◆ Data lines ◆
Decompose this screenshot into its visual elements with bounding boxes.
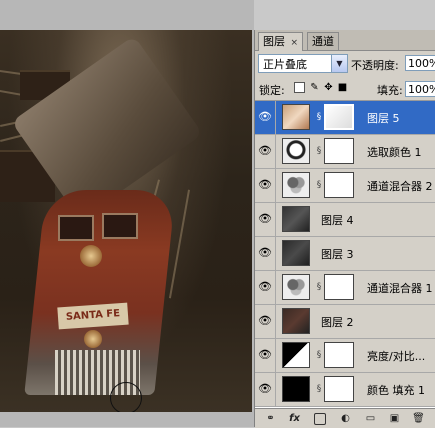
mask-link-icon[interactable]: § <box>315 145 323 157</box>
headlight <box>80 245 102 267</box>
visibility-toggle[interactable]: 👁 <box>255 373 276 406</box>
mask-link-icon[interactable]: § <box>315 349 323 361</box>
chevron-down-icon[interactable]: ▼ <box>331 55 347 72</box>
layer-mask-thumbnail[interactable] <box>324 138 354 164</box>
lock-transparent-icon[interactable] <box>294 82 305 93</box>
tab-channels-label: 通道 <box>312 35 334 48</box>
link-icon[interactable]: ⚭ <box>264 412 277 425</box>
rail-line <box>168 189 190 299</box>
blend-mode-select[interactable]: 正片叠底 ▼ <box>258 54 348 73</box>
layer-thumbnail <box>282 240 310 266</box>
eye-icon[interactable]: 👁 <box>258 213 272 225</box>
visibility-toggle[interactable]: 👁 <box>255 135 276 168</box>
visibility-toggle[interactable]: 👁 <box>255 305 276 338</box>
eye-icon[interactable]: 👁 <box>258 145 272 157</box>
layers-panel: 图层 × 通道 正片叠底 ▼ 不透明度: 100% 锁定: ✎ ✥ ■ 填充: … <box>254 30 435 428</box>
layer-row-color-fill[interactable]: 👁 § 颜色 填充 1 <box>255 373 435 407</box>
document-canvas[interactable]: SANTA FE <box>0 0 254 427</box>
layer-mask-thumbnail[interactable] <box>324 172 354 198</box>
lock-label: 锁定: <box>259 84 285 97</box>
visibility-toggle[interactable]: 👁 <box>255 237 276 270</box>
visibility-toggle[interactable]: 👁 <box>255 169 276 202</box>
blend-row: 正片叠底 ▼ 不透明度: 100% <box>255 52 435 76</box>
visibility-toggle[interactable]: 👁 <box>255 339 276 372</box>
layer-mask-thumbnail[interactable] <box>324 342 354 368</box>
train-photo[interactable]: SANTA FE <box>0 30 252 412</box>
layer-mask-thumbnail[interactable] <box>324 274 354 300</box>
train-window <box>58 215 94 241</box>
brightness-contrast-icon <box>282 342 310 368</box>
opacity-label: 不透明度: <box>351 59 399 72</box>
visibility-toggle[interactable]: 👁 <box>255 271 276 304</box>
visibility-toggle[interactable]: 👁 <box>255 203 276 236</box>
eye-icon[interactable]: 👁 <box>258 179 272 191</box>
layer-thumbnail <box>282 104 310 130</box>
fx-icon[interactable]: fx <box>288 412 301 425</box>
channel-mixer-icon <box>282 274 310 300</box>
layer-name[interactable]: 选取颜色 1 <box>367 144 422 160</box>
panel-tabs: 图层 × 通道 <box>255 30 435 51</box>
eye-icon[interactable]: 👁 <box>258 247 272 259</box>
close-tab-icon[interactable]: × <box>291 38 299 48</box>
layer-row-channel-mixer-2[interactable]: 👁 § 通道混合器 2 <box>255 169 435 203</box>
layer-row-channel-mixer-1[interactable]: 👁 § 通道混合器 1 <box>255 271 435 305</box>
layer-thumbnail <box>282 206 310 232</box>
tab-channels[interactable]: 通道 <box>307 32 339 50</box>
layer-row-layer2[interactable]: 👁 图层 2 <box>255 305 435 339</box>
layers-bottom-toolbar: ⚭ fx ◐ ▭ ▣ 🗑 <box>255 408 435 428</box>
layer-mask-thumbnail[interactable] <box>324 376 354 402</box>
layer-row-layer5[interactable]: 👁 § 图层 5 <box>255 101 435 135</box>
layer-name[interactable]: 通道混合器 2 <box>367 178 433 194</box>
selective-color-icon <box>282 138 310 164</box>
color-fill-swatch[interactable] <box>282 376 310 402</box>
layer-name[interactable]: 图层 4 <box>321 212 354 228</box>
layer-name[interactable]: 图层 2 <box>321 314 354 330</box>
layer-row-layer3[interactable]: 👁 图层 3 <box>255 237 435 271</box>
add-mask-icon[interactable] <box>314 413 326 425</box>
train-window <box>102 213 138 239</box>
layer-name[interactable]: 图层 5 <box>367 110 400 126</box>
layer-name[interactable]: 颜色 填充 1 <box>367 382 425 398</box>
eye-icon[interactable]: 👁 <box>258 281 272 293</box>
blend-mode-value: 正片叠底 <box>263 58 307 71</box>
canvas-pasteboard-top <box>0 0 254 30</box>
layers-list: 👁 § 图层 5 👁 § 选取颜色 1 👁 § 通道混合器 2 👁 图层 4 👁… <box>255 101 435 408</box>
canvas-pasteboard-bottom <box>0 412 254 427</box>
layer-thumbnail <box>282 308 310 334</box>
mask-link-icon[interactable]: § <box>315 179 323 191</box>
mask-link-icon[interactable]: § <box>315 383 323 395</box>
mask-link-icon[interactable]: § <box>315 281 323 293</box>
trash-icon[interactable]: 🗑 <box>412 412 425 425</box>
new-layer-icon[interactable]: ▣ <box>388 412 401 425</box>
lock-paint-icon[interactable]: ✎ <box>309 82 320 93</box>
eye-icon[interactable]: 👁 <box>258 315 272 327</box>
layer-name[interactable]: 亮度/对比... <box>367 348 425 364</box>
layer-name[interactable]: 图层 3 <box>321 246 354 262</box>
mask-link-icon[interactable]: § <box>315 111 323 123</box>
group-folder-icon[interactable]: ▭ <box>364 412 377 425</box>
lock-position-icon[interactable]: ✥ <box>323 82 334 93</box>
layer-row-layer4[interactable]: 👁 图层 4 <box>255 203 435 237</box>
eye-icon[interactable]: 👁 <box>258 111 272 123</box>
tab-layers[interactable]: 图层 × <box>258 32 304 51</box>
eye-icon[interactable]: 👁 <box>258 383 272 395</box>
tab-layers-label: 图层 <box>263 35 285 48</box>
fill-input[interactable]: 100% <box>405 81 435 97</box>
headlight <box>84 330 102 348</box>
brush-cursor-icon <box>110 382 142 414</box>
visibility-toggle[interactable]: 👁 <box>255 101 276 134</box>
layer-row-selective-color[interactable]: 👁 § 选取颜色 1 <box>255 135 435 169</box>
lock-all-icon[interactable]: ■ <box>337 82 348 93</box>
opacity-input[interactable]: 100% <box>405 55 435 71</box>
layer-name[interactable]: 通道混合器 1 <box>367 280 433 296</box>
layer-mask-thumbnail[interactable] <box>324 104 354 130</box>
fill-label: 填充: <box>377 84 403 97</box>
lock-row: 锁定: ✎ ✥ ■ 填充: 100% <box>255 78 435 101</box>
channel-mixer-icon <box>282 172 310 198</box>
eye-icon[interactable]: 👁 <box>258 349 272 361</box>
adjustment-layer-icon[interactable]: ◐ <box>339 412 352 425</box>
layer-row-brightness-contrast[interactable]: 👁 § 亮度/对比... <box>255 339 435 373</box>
--
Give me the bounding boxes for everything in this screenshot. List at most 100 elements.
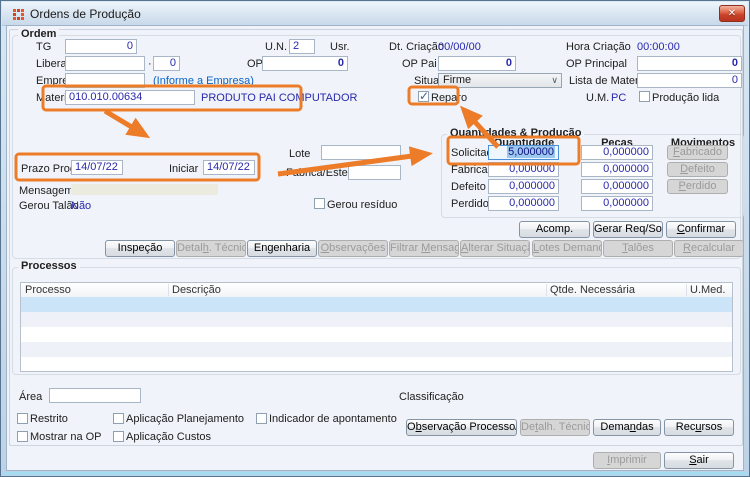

◆ Exercise goal ◆
Please return, unchanged, everything from the line that contains "Decompose this screenshot" down to the line that contains "blend-mode-select[interactable]: 正片叠底 ▼", including both of those lines. Leave the pictures out of your answer.

◆ Response ◆
Decompose this screenshot into its visual elements with bounding boxes.
mask-link-icon[interactable]: § <box>315 145 323 157</box>
headlight <box>80 245 102 267</box>
visibility-toggle[interactable]: 👁 <box>255 373 276 406</box>
mask-link-icon[interactable]: § <box>315 349 323 361</box>
chevron-down-icon[interactable]: ▼ <box>331 55 347 72</box>
layer-mask-thumbnail[interactable] <box>324 138 354 164</box>
lock-transparent-icon[interactable] <box>294 82 305 93</box>
tab-channels-label: 通道 <box>312 35 334 48</box>
link-icon[interactable]: ⚭ <box>264 412 277 425</box>
rail-line <box>168 189 190 299</box>
blend-mode-select[interactable]: 正片叠底 ▼ <box>258 54 348 73</box>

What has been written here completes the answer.